Leia o último texto da série de artigos sobre políticas públicas na área da cultura.
Por Célio Turino
5 – Cidadania cultural
A prática que envolve o conceito de cidadania cultural deve ter como alicerce o desenvolvimento efetivo dos conceitos de patrimônio cultural, formação, informação, criação, distribuição e acesso. Essa prática não se realiza instantaneamente, pois tem um caminho longo a percorrer: sofre recuos, depende de avaliações e, normalmente, é incompreendida no momento de sua aplicação. Em processos de transformação social são as mentalidades que mudam mais lentamente, mas sem um início de mudança neste campo não há transformação possível.
Gestão é definição de política, implica em tomada de posição, de campo de ação e não pode ser confundida como processo neutro. Uma gestão competente e comprometida deve apresentar uma conduta pública coerente, em que os conceitos e políticas apresentados à sociedade permitam a construção de consensos, transformando suas realizações em conquistas da cidadania. A eficiência da gestão, para além de um bom gerenciamento, demanda instrumentos de mediação e diálogo com o público. Por isso, os Conselhos são estratégicos, pois são eles (desde que representativos) que viabilizam essa mediação entre o poder público e a sociedade. Uma postura democrática de governo deixa abertas possibilidades para experiências alternativas e não deve pretender, a cada novo mandato, “reinventar a roda”, cabendo aproveitar aquilo que é positivo e indo adiante rumo a uma efetiva e consistente transformação, aprofundando o processo de mudanças sem nunca acomodar-se.

───

CONJUNTO DE TAREFAS:
**a)** Diga se cada afirmação concorda com o texto sobre cidadania cultural. Responda sim ou não e cite as palavras do texto que decidem. (i) A prática da cidadania cultural acontece de forma instantânea. (ii) Os Conselhos, quando representativos, fazem a mediação entre o poder público e a sociedade. (iii) A gestão pode ser vista como um processo neutro.
**b)** Cite sem alterações o trecho do texto sobre cidadania cultural que começa em "Leia o último" e segue até "há transformação possível.".
**c)** Dê seguimento ao texto sobre cidadania cultural a partir da última frase.
Os registros a seguir foram tirados de outra fonte.

Listagens de regiões anotadas
───

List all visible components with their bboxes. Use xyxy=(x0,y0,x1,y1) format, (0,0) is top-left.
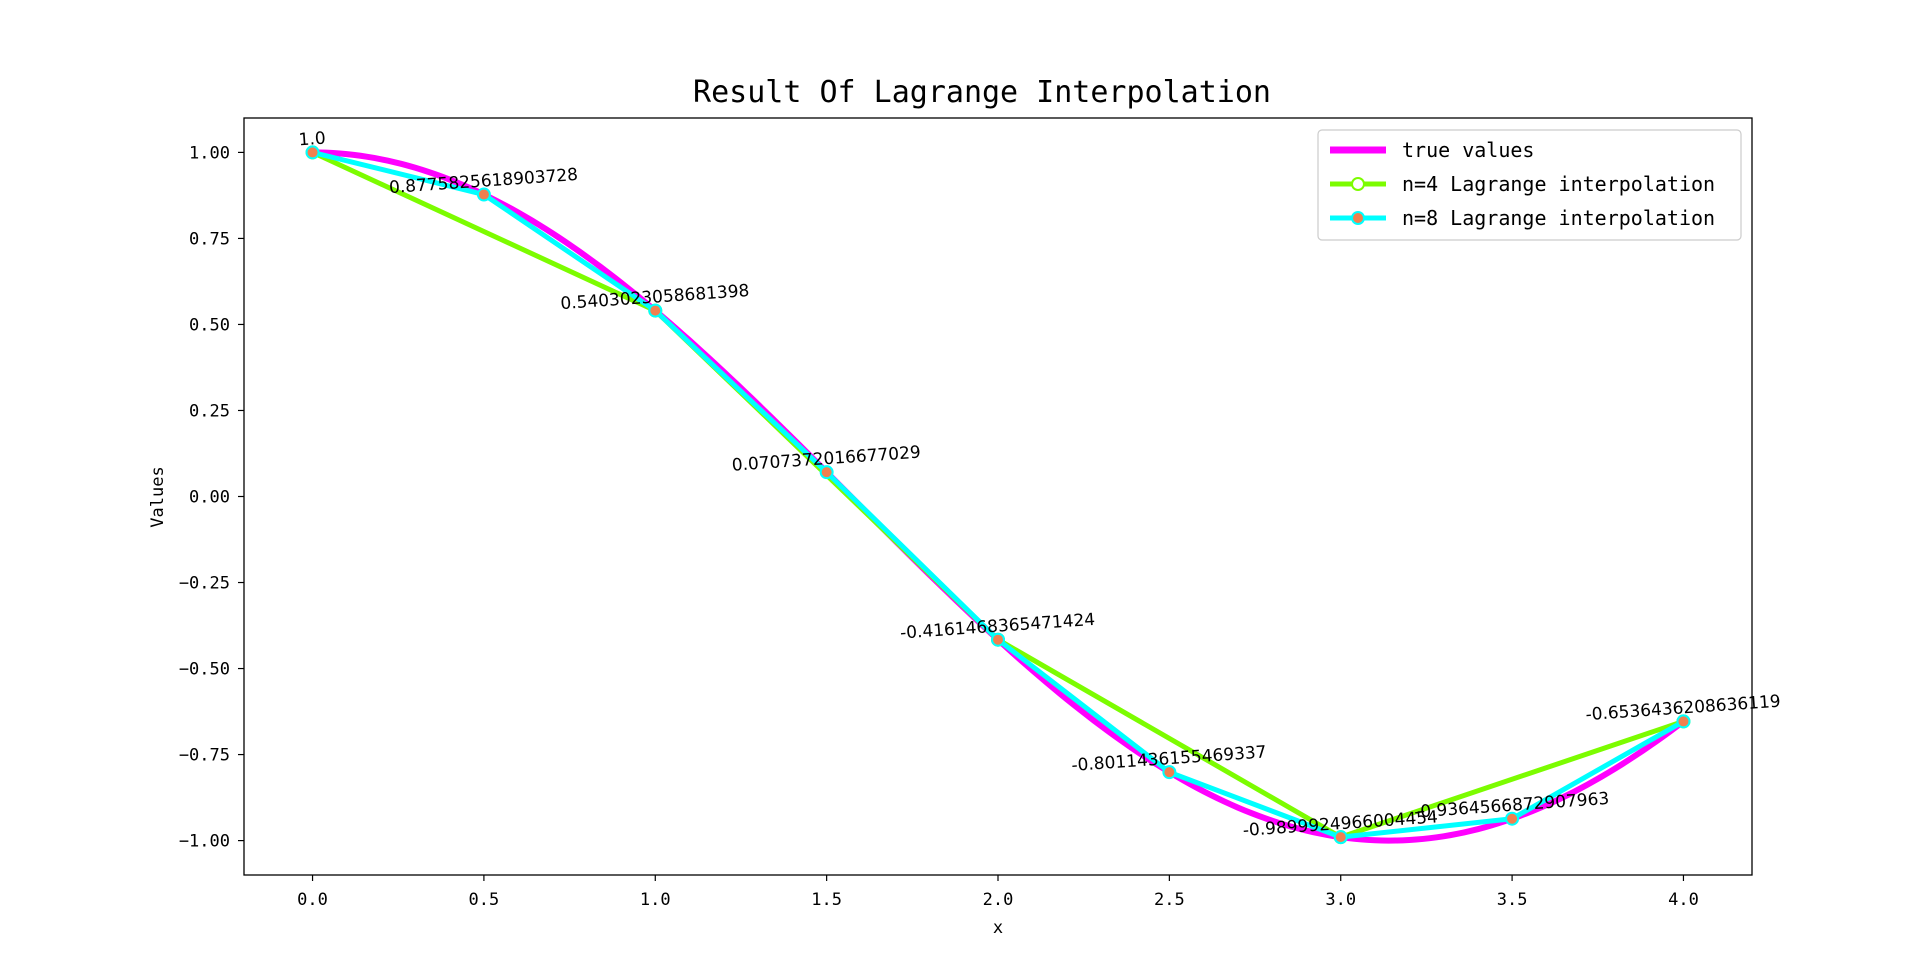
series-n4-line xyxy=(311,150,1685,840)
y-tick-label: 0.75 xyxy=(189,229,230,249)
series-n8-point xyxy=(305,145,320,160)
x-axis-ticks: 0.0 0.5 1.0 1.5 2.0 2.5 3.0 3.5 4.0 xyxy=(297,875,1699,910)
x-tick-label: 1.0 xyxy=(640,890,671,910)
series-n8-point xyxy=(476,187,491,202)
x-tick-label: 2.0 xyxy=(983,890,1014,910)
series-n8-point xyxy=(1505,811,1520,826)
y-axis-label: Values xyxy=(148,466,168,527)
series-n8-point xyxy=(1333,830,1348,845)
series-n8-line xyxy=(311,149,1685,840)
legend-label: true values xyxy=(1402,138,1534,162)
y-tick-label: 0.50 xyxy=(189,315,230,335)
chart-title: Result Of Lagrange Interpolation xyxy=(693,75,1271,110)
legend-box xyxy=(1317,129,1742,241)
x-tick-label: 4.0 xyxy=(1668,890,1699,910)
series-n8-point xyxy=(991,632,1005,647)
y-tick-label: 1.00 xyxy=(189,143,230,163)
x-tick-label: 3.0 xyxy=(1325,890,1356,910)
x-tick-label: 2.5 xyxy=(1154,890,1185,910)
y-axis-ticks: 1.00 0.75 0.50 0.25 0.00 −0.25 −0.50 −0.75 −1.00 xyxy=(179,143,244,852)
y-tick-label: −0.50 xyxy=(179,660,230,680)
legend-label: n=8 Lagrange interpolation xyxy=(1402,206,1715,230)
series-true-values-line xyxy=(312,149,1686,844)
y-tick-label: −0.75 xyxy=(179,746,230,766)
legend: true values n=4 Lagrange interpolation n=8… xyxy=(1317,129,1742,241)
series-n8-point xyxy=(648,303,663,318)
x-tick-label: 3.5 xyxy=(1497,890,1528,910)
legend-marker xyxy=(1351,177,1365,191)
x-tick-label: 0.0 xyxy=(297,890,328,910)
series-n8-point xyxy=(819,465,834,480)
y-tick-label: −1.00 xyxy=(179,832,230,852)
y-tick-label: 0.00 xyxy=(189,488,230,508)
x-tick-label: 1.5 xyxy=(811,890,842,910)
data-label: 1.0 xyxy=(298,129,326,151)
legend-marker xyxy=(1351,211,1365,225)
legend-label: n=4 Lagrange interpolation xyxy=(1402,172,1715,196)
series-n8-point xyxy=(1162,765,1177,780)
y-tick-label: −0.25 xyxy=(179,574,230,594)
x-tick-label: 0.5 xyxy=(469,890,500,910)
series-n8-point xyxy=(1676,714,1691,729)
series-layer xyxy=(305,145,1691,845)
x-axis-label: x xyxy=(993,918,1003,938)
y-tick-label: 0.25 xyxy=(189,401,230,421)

───

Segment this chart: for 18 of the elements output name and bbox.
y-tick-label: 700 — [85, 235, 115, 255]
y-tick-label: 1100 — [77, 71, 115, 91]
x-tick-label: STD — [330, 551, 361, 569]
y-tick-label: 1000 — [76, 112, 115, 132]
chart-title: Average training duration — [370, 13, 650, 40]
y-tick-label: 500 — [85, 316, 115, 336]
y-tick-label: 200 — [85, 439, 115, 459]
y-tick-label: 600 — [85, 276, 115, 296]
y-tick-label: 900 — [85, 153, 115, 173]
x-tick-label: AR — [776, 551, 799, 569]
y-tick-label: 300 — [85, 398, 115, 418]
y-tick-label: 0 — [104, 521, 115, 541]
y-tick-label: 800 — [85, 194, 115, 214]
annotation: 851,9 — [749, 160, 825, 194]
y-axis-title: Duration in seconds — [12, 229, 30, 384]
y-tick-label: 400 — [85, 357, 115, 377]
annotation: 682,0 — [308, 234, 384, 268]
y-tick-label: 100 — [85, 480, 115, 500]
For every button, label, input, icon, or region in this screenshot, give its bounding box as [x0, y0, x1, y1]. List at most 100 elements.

───

RESPOSTAS DOS EXERCÍCIOS:
**a)**
(i) Não: "Essa prática não se realiza instantaneamente"
(ii) Sim: "são eles (desde que representativos) que viabilizam essa mediação entre o poder público e a sociedade"
(iii) Não: "não pode ser confundida como processo neutro"

**b)**
Leia o último texto da série de artigos sobre políticas públicas na área da cultura.
Por Célio Turino
5 – Cidadania cultural
A prática que envolve o conceito de cidadania cultural deve ter como alicerce o desenvolvimento efetivo dos conceitos de patrimônio cultural, formação, informação, criação, distribuição e acesso. Essa prática não se realiza instantaneamente, pois tem um caminho longo a percorrer: sofre recuos, depende de avaliações e, normalmente, é incompreendida no momento de sua aplicação. Em processos de transformação social são as mentalidades que mudam mais lentamente, mas sem um início de mudança neste campo não há transformação possível.

**c)**
Mais que executar, uma ação cultural de caráter transformador deve liberar potencialidades da sociedade, abrindo espaço para a autonomia e o protagonismo da própria sociedade. Cabe estar junto, fomentar, instigar. Cabe servir e não se servir. Estas são regras básicas, que devem ser seguidas por todos os servidores públicos, desde aqueles com menor grau de responsabilidade até os titulares do comando de suas pastas.
Escutar mais e assumir uma postura mais humilde e menos impositiva quanto à proposição e execução de programas faz a administração pública crescer e a coloca no importante papel de articuladora de recursos e potencialidades. Com isso, poderemos romper com a ideia do Estado onipresente e autoritário, reconhecendo na sociedade – e em todos os cidadãos – a principal fonte de produção da cultura. Este é o caminho que, ao longo de 34 anos de serviço público busquei trilhar, seja como agente cultural, secretário de cultura e turismo em Campinas (1990/92), diretor de promoções esportivas e lazer em São Paulo (2001/04) ou como secretário da cidadania cultural no Minc e idealizador do programa Cultura Viva e dos Pontos de Cultura. Espero tê-lo desempenhado a contento e com isso, ter contribuído para um outro padrão de gestão pública da cultura, pautado pelo conceito da cidadania cultural.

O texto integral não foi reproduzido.